-- start GIVEN INFORMATION --

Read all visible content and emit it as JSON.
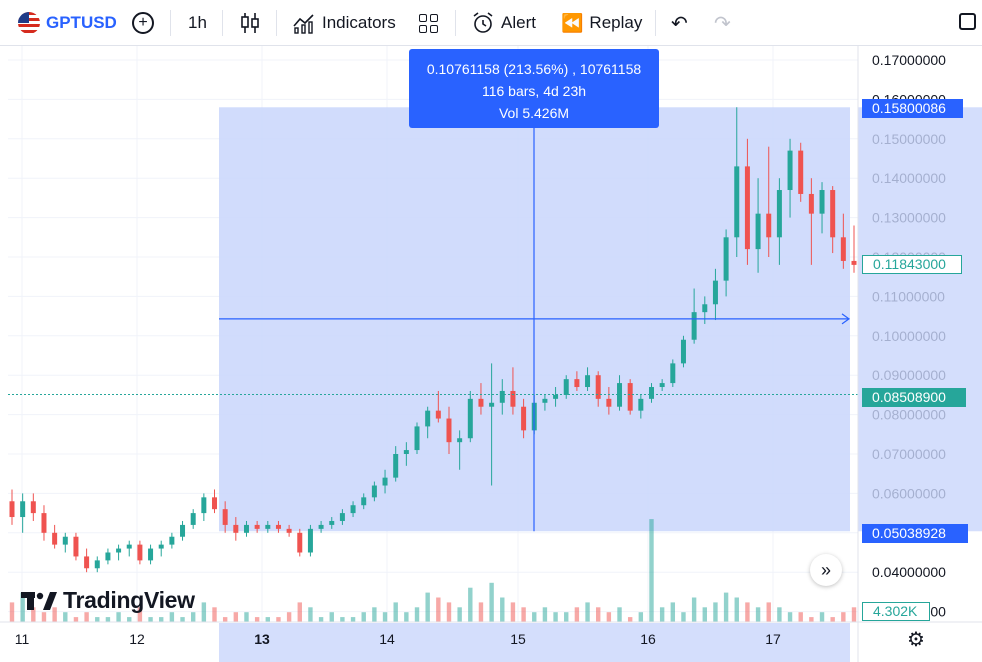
{
  "toolbar": {
    "symbol": "GPTUSD",
    "interval": "1h",
    "indicators_label": "Indicators",
    "alert_label": "Alert",
    "replay_label": "Replay"
  },
  "measure_tooltip": {
    "line1": "0.10761158 (213.56%) , 10761158",
    "line2": "116 bars, 4d 23h",
    "line3": "Vol 5.426M"
  },
  "price_tags": {
    "range_high": "0.15800086",
    "last_price": "0.11843000",
    "crosshair_price": "0.08508900",
    "range_low": "0.05038928",
    "volume": "4.302K"
  },
  "branding": "TradingView",
  "colors": {
    "up": "#26a69a",
    "down": "#ef5350",
    "accent": "#2962ff",
    "range_fill": "#c9d6fb"
  },
  "chart_data": {
    "type": "candlestick",
    "y_axis_ticks": [
      "0.17000000",
      "0.16000000",
      "0.15000000",
      "0.14000000",
      "0.13000000",
      "0.12000000",
      "0.11000000",
      "0.10000000",
      "0.09000000",
      "0.08000000",
      "0.07000000",
      "0.06000000",
      "0.05000000",
      "0.04000000",
      "0.03000000"
    ],
    "x_axis_ticks": [
      "11",
      "12",
      "13",
      "14",
      "15",
      "16",
      "17"
    ],
    "highlighted_x_tick": "13",
    "measure_range": {
      "price_low": 0.05038928,
      "price_high": 0.15800086,
      "change": 0.10761158,
      "change_pct": 213.56,
      "bars": 116,
      "duration": "4d 23h",
      "volume": "5.426M"
    },
    "crosshair_price": 0.085089,
    "last_price": 0.11843,
    "ohlc_estimated": [
      [
        0.058,
        0.061,
        0.052,
        0.054
      ],
      [
        0.054,
        0.06,
        0.05,
        0.058
      ],
      [
        0.058,
        0.06,
        0.053,
        0.055
      ],
      [
        0.055,
        0.057,
        0.048,
        0.05
      ],
      [
        0.05,
        0.052,
        0.046,
        0.047
      ],
      [
        0.047,
        0.05,
        0.045,
        0.049
      ],
      [
        0.049,
        0.05,
        0.043,
        0.044
      ],
      [
        0.044,
        0.046,
        0.04,
        0.041
      ],
      [
        0.041,
        0.044,
        0.04,
        0.043
      ],
      [
        0.043,
        0.046,
        0.042,
        0.045
      ],
      [
        0.045,
        0.047,
        0.043,
        0.046
      ],
      [
        0.046,
        0.048,
        0.044,
        0.047
      ],
      [
        0.047,
        0.048,
        0.042,
        0.043
      ],
      [
        0.043,
        0.047,
        0.042,
        0.046
      ],
      [
        0.046,
        0.048,
        0.044,
        0.047
      ],
      [
        0.047,
        0.05,
        0.046,
        0.049
      ],
      [
        0.049,
        0.053,
        0.048,
        0.052
      ],
      [
        0.052,
        0.056,
        0.051,
        0.055
      ],
      [
        0.055,
        0.06,
        0.053,
        0.059
      ],
      [
        0.059,
        0.061,
        0.055,
        0.056
      ],
      [
        0.056,
        0.058,
        0.05,
        0.052
      ],
      [
        0.052,
        0.054,
        0.048,
        0.05
      ],
      [
        0.05,
        0.053,
        0.049,
        0.052
      ],
      [
        0.052,
        0.053,
        0.05,
        0.051
      ],
      [
        0.051,
        0.053,
        0.05,
        0.052
      ],
      [
        0.052,
        0.053,
        0.05,
        0.051
      ],
      [
        0.051,
        0.052,
        0.049,
        0.05
      ],
      [
        0.05,
        0.051,
        0.044,
        0.045
      ],
      [
        0.045,
        0.052,
        0.044,
        0.051
      ],
      [
        0.051,
        0.053,
        0.05,
        0.052
      ],
      [
        0.052,
        0.054,
        0.051,
        0.053
      ],
      [
        0.053,
        0.056,
        0.052,
        0.055
      ],
      [
        0.055,
        0.058,
        0.054,
        0.057
      ],
      [
        0.057,
        0.06,
        0.056,
        0.059
      ],
      [
        0.059,
        0.063,
        0.058,
        0.062
      ],
      [
        0.062,
        0.066,
        0.06,
        0.064
      ],
      [
        0.064,
        0.072,
        0.063,
        0.07
      ],
      [
        0.07,
        0.073,
        0.067,
        0.071
      ],
      [
        0.071,
        0.078,
        0.07,
        0.077
      ],
      [
        0.077,
        0.082,
        0.074,
        0.081
      ],
      [
        0.081,
        0.086,
        0.078,
        0.079
      ],
      [
        0.079,
        0.082,
        0.07,
        0.073
      ],
      [
        0.073,
        0.076,
        0.066,
        0.074
      ],
      [
        0.074,
        0.086,
        0.073,
        0.084
      ],
      [
        0.084,
        0.088,
        0.08,
        0.082
      ],
      [
        0.082,
        0.093,
        0.062,
        0.083
      ],
      [
        0.083,
        0.089,
        0.08,
        0.086
      ],
      [
        0.086,
        0.092,
        0.08,
        0.082
      ],
      [
        0.082,
        0.084,
        0.074,
        0.076
      ],
      [
        0.076,
        0.085,
        0.075,
        0.083
      ],
      [
        0.083,
        0.085,
        0.081,
        0.084
      ],
      [
        0.084,
        0.087,
        0.082,
        0.085
      ],
      [
        0.085,
        0.09,
        0.084,
        0.089
      ],
      [
        0.089,
        0.091,
        0.086,
        0.087
      ],
      [
        0.087,
        0.092,
        0.086,
        0.09
      ],
      [
        0.09,
        0.091,
        0.082,
        0.084
      ],
      [
        0.084,
        0.087,
        0.08,
        0.082
      ],
      [
        0.082,
        0.09,
        0.081,
        0.088
      ],
      [
        0.088,
        0.089,
        0.08,
        0.081
      ],
      [
        0.081,
        0.085,
        0.079,
        0.084
      ],
      [
        0.084,
        0.088,
        0.083,
        0.087
      ],
      [
        0.087,
        0.089,
        0.086,
        0.088
      ],
      [
        0.088,
        0.094,
        0.087,
        0.093
      ],
      [
        0.093,
        0.1,
        0.092,
        0.099
      ],
      [
        0.099,
        0.112,
        0.098,
        0.106
      ],
      [
        0.106,
        0.11,
        0.103,
        0.108
      ],
      [
        0.108,
        0.117,
        0.104,
        0.114
      ],
      [
        0.114,
        0.127,
        0.11,
        0.125
      ],
      [
        0.125,
        0.158,
        0.12,
        0.143
      ],
      [
        0.143,
        0.15,
        0.118,
        0.122
      ],
      [
        0.122,
        0.14,
        0.116,
        0.131
      ],
      [
        0.131,
        0.148,
        0.12,
        0.125
      ],
      [
        0.125,
        0.14,
        0.118,
        0.137
      ],
      [
        0.137,
        0.15,
        0.13,
        0.147
      ],
      [
        0.147,
        0.149,
        0.134,
        0.136
      ],
      [
        0.136,
        0.14,
        0.118,
        0.131
      ],
      [
        0.131,
        0.139,
        0.126,
        0.137
      ],
      [
        0.137,
        0.138,
        0.121,
        0.125
      ],
      [
        0.125,
        0.131,
        0.117,
        0.119
      ],
      [
        0.119,
        0.128,
        0.116,
        0.118
      ]
    ],
    "volume_estimated": [
      4,
      6,
      3,
      2,
      3,
      2,
      1,
      2,
      1,
      1,
      2,
      1,
      3,
      1,
      1,
      2,
      1,
      2,
      4,
      3,
      1,
      2,
      2,
      1,
      1,
      1,
      2,
      4,
      3,
      1,
      2,
      1,
      1,
      2,
      3,
      2,
      4,
      2,
      3,
      6,
      5,
      4,
      3,
      7,
      4,
      8,
      5,
      4,
      3,
      2,
      3,
      2,
      2,
      3,
      4,
      3,
      2,
      3,
      1,
      2,
      21,
      3,
      4,
      2,
      5,
      3,
      4,
      6,
      5,
      4,
      3,
      4,
      3,
      2,
      2,
      1,
      2,
      1,
      2,
      3
    ]
  }
}
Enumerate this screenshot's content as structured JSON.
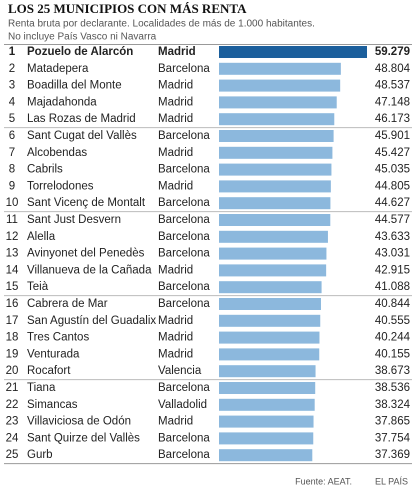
{
  "chart_data": {
    "type": "bar",
    "title": "LOS 25 MUNICIPIOS CON MÁS RENTA",
    "subtitle": [
      "Renta bruta por declarante. Localidades de más de 1.000 habitantes.",
      "No incluye País Vasco ni Navarra"
    ],
    "ranks": [
      1,
      2,
      3,
      4,
      5,
      6,
      7,
      8,
      9,
      10,
      11,
      12,
      13,
      14,
      15,
      16,
      17,
      18,
      19,
      20,
      21,
      22,
      23,
      24,
      25
    ],
    "categories": [
      "Pozuelo de Alarcón",
      "Matadepera",
      "Boadilla del Monte",
      "Majadahonda",
      "Las Rozas de Madrid",
      "Sant Cugat del Vallès",
      "Alcobendas",
      "Cabrils",
      "Torrelodones",
      "Sant Vicenç de Montalt",
      "Sant Just Desvern",
      "Alella",
      "Avinyonet del Penedès",
      "Villanueva de la Cañada",
      "Teià",
      "Cabrera de Mar",
      "San Agustín del Guadalix",
      "Tres Cantos",
      "Venturada",
      "Rocafort",
      "Tiana",
      "Simancas",
      "Villaviciosa de Odón",
      "Sant Quirze del Vallès",
      "Gurb"
    ],
    "provinces": [
      "Madrid",
      "Barcelona",
      "Madrid",
      "Madrid",
      "Madrid",
      "Barcelona",
      "Madrid",
      "Barcelona",
      "Madrid",
      "Barcelona",
      "Barcelona",
      "Barcelona",
      "Barcelona",
      "Madrid",
      "Barcelona",
      "Barcelona",
      "Madrid",
      "Madrid",
      "Madrid",
      "Valencia",
      "Barcelona",
      "Valladolid",
      "Madrid",
      "Barcelona",
      "Barcelona"
    ],
    "values": [
      59279,
      48804,
      48537,
      47148,
      46173,
      45901,
      45427,
      45035,
      44805,
      44627,
      44577,
      43633,
      43031,
      42915,
      41088,
      40844,
      40555,
      40244,
      40155,
      38673,
      38536,
      38324,
      37865,
      37754,
      37369
    ],
    "value_labels": [
      "59.279",
      "48.804",
      "48.537",
      "47.148",
      "46.173",
      "45.901",
      "45.427",
      "45.035",
      "44.805",
      "44.627",
      "44.577",
      "43.633",
      "43.031",
      "42.915",
      "41.088",
      "40.844",
      "40.555",
      "40.244",
      "40.155",
      "38.673",
      "38.536",
      "38.324",
      "37.865",
      "37.754",
      "37.369"
    ],
    "colors": [
      "#1b5f9c",
      "#8cb8dd",
      "#8cb8dd",
      "#8cb8dd",
      "#8cb8dd",
      "#8cb8dd",
      "#8cb8dd",
      "#8cb8dd",
      "#8cb8dd",
      "#8cb8dd",
      "#8cb8dd",
      "#8cb8dd",
      "#8cb8dd",
      "#8cb8dd",
      "#8cb8dd",
      "#8cb8dd",
      "#8cb8dd",
      "#8cb8dd",
      "#8cb8dd",
      "#8cb8dd",
      "#8cb8dd",
      "#8cb8dd",
      "#8cb8dd",
      "#8cb8dd",
      "#8cb8dd"
    ],
    "source": "Fuente: AEAT.",
    "publisher": "EL PAÍS"
  }
}
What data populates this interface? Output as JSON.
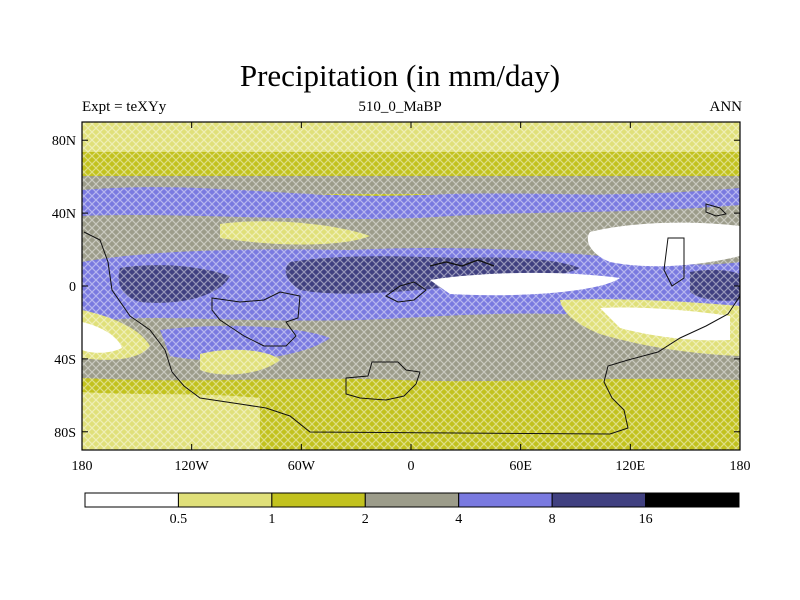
{
  "title": "Precipitation (in mm/day)",
  "subtitle_left": "Expt = teXYy",
  "subtitle_center": "510_0_MaBP",
  "subtitle_right": "ANN",
  "lat_ticks": [
    {
      "label": "80N",
      "value": 80
    },
    {
      "label": "40N",
      "value": 40
    },
    {
      "label": "0",
      "value": 0
    },
    {
      "label": "40S",
      "value": -40
    },
    {
      "label": "80S",
      "value": -80
    }
  ],
  "lon_ticks": [
    {
      "label": "180",
      "value": -180
    },
    {
      "label": "120W",
      "value": -120
    },
    {
      "label": "60W",
      "value": -60
    },
    {
      "label": "0",
      "value": 0
    },
    {
      "label": "60E",
      "value": 60
    },
    {
      "label": "120E",
      "value": 120
    },
    {
      "label": "180",
      "value": 180
    }
  ],
  "colorbar": {
    "colors": [
      "#ffffff",
      "#e0e07a",
      "#c2c21e",
      "#9c9c8a",
      "#7a7ae0",
      "#404080",
      "#000000"
    ],
    "labels": [
      "0.5",
      "1",
      "2",
      "4",
      "8",
      "16"
    ]
  },
  "chart_data": {
    "type": "heatmap",
    "title": "Precipitation (in mm/day)",
    "variable": "Precipitation",
    "units": "mm/day",
    "xlim": [
      -180,
      180
    ],
    "ylim": [
      -90,
      90
    ],
    "levels": [
      0.5,
      1,
      2,
      4,
      8,
      16
    ],
    "description_bands": [
      {
        "lat_range": [
          70,
          90
        ],
        "value_range": "0.5-1"
      },
      {
        "lat_range": [
          50,
          70
        ],
        "value_range": "1-2"
      },
      {
        "lat_range": [
          30,
          50
        ],
        "value_range": "2-8"
      },
      {
        "lat_range": [
          -10,
          20
        ],
        "value_range": "4-16"
      },
      {
        "lat_range": [
          -50,
          -10
        ],
        "value_range": "1-4"
      },
      {
        "lat_range": [
          -90,
          -50
        ],
        "value_range": "1-2"
      }
    ]
  }
}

-- end GIVEN INFORMATION --

* **STATED PROBLEM**: From the entries above, extract every line where the word "Vallès" appears.

* **EXERCISE ANSWER**:
      "Sant Cugat del Vallès",
      "Sant Quirze del Vallès",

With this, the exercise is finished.